= GIVEN EXERCISE =
Type out the data exactly as given. Skip any image.

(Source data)
_ _ _ _ _ _ _

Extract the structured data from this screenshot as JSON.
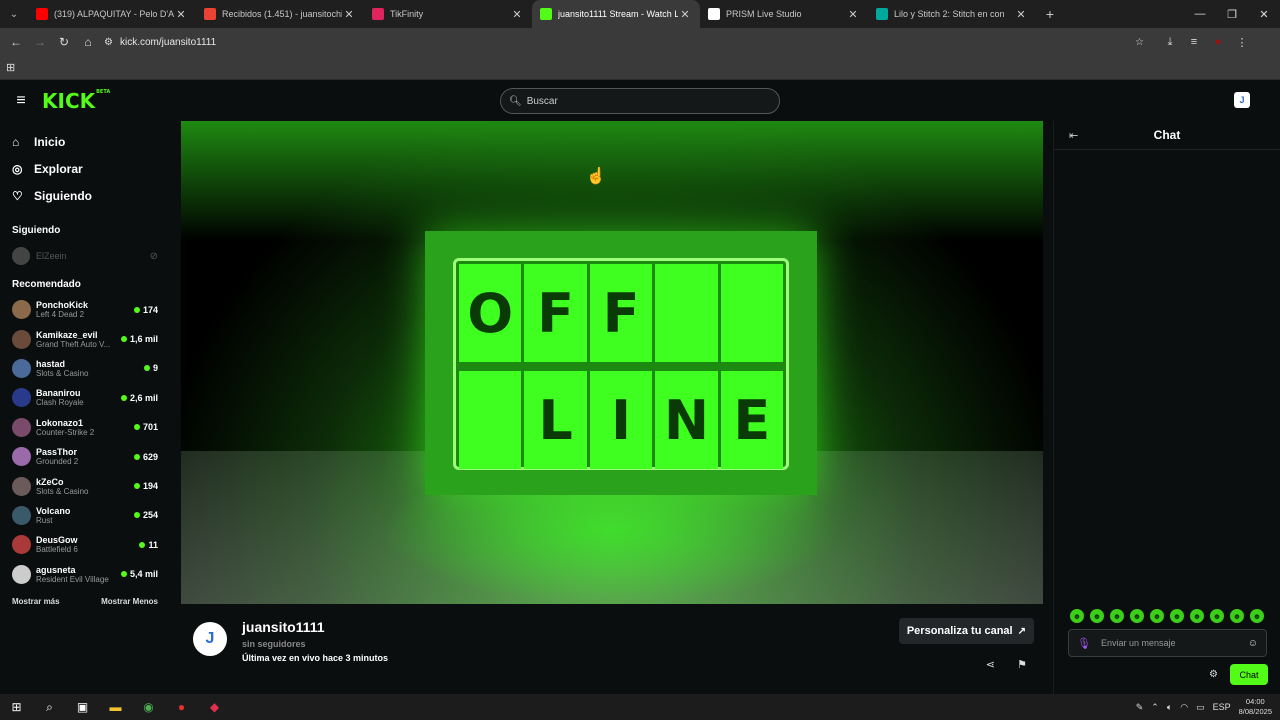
{
  "browser": {
    "tabs": [
      {
        "title": "(319) ALPAQUITAY - Pelo D'Ami",
        "favicon_color": "#ff0000",
        "icon": "youtube-icon",
        "active": false
      },
      {
        "title": "Recibidos (1.451) - juansitochip",
        "favicon_color": "#ea4335",
        "icon": "gmail-icon",
        "active": false
      },
      {
        "title": "TikFinity",
        "favicon_color": "#e0245e",
        "icon": "tikfinity-icon",
        "active": false
      },
      {
        "title": "juansito1111 Stream - Watch Li",
        "favicon_color": "#53fc18",
        "icon": "kick-icon",
        "active": true
      },
      {
        "title": "PRISM Live Studio",
        "favicon_color": "#ffffff",
        "icon": "prism-icon",
        "active": false
      },
      {
        "title": "Lilo y Stitch 2: Stitch en con",
        "favicon_color": "#00a99d",
        "icon": "stitch-icon",
        "active": false
      }
    ],
    "url": "kick.com/juansito1111"
  },
  "header": {
    "logo": "KICK",
    "logo_tag": "BETA",
    "search_placeholder": "Buscar"
  },
  "sidebar": {
    "nav": [
      {
        "label": "Inicio",
        "icon": "home-icon"
      },
      {
        "label": "Explorar",
        "icon": "compass-icon"
      },
      {
        "label": "Siguiendo",
        "icon": "heart-icon"
      }
    ],
    "following_title": "Siguiendo",
    "following": [
      {
        "name": "ElZeein"
      }
    ],
    "recommended_title": "Recomendado",
    "recommended": [
      {
        "name": "PonchoKick",
        "category": "Left 4 Dead 2",
        "viewers": "174",
        "color": "#8a6a4a"
      },
      {
        "name": "Kamikaze_evil",
        "category": "Grand Theft Auto V...",
        "viewers": "1,6 mil",
        "color": "#6a4a3a"
      },
      {
        "name": "hastad",
        "category": "Slots & Casino",
        "viewers": "9",
        "color": "#4a6a9a"
      },
      {
        "name": "Bananirou",
        "category": "Clash Royale",
        "viewers": "2,6 mil",
        "color": "#2a3a8a"
      },
      {
        "name": "Lokonazo1",
        "category": "Counter-Strike 2",
        "viewers": "701",
        "color": "#7a4a6a"
      },
      {
        "name": "PassThor",
        "category": "Grounded 2",
        "viewers": "629",
        "color": "#9a6aaa"
      },
      {
        "name": "kZeCo",
        "category": "Slots & Casino",
        "viewers": "194",
        "color": "#6a5a5a"
      },
      {
        "name": "Volcano",
        "category": "Rust",
        "viewers": "254",
        "color": "#3a5a6a"
      },
      {
        "name": "DeusGow",
        "category": "Battlefield 6",
        "viewers": "11",
        "color": "#aa3a3a"
      },
      {
        "name": "agusneta",
        "category": "Resident Evil Village",
        "viewers": "5,4 mil",
        "color": "#cccccc"
      }
    ],
    "show_more": "Mostrar más",
    "show_less": "Mostrar Menos"
  },
  "player": {
    "board_row1": [
      "O",
      "F",
      "F",
      "",
      ""
    ],
    "board_row2": [
      "",
      "L",
      "I",
      "N",
      "E"
    ]
  },
  "channel": {
    "name": "juansito1111",
    "followers": "sin seguidores",
    "last_live": "Última vez en vivo hace 3 minutos",
    "customize_label": "Personaliza tu canal"
  },
  "chat": {
    "title": "Chat",
    "placeholder": "Enviar un mensaje",
    "send_label": "Chat",
    "emote_count": 10
  },
  "taskbar": {
    "lang": "ESP",
    "time": "04:00",
    "date": "8/08/2025"
  },
  "colors": {
    "accent": "#53fc18",
    "background": "#0b0e0f"
  }
}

_ _ _ _ _ _ _

= ANSWER FOR THIS EXERCISE =
Extract the structured data from this screenshot as JSON.
{
  "browser": {
    "tabs": [
      {
        "title": "(319) ALPAQUITAY - Pelo D'Ami",
        "favicon_color": "#ff0000",
        "icon": "youtube-icon",
        "active": false
      },
      {
        "title": "Recibidos (1.451) - juansitochip",
        "favicon_color": "#ea4335",
        "icon": "gmail-icon",
        "active": false
      },
      {
        "title": "TikFinity",
        "favicon_color": "#e0245e",
        "icon": "tikfinity-icon",
        "active": false
      },
      {
        "title": "juansito1111 Stream - Watch Li",
        "favicon_color": "#53fc18",
        "icon": "kick-icon",
        "active": true
      },
      {
        "title": "PRISM Live Studio",
        "favicon_color": "#ffffff",
        "icon": "prism-icon",
        "active": false
      },
      {
        "title": "Lilo y Stitch 2: Stitch en con",
        "favicon_color": "#00a99d",
        "icon": "stitch-icon",
        "active": false
      }
    ],
    "url": "kick.com/juansito1111"
  },
  "header": {
    "logo": "KICK",
    "logo_tag": "BETA",
    "search_placeholder": "Buscar"
  },
  "sidebar": {
    "nav": [
      {
        "label": "Inicio",
        "icon": "home-icon"
      },
      {
        "label": "Explorar",
        "icon": "compass-icon"
      },
      {
        "label": "Siguiendo",
        "icon": "heart-icon"
      }
    ],
    "following_title": "Siguiendo",
    "following": [
      {
        "name": "ElZeein"
      }
    ],
    "recommended_title": "Recomendado",
    "recommended": [
      {
        "name": "PonchoKick",
        "category": "Left 4 Dead 2",
        "viewers": "174",
        "color": "#8a6a4a"
      },
      {
        "name": "Kamikaze_evil",
        "category": "Grand Theft Auto V...",
        "viewers": "1,6 mil",
        "color": "#6a4a3a"
      },
      {
        "name": "hastad",
        "category": "Slots & Casino",
        "viewers": "9",
        "color": "#4a6a9a"
      },
      {
        "name": "Bananirou",
        "category": "Clash Royale",
        "viewers": "2,6 mil",
        "color": "#2a3a8a"
      },
      {
        "name": "Lokonazo1",
        "category": "Counter-Strike 2",
        "viewers": "701",
        "color": "#7a4a6a"
      },
      {
        "name": "PassThor",
        "category": "Grounded 2",
        "viewers": "629",
        "color": "#9a6aaa"
      },
      {
        "name": "kZeCo",
        "category": "Slots & Casino",
        "viewers": "194",
        "color": "#6a5a5a"
      },
      {
        "name": "Volcano",
        "category": "Rust",
        "viewers": "254",
        "color": "#3a5a6a"
      },
      {
        "name": "DeusGow",
        "category": "Battlefield 6",
        "viewers": "11",
        "color": "#aa3a3a"
      },
      {
        "name": "agusneta",
        "category": "Resident Evil Village",
        "viewers": "5,4 mil",
        "color": "#cccccc"
      }
    ],
    "show_more": "Mostrar más",
    "show_less": "Mostrar Menos"
  },
  "player": {
    "board_row1": [
      "O",
      "F",
      "F",
      "",
      ""
    ],
    "board_row2": [
      "",
      "L",
      "I",
      "N",
      "E"
    ]
  },
  "channel": {
    "name": "juansito1111",
    "followers": "sin seguidores",
    "last_live": "Última vez en vivo hace 3 minutos",
    "customize_label": "Personaliza tu canal"
  },
  "chat": {
    "title": "Chat",
    "placeholder": "Enviar un mensaje",
    "send_label": "Chat",
    "emote_count": 10
  },
  "taskbar": {
    "lang": "ESP",
    "time": "04:00",
    "date": "8/08/2025"
  },
  "colors": {
    "accent": "#53fc18",
    "background": "#0b0e0f"
  }
}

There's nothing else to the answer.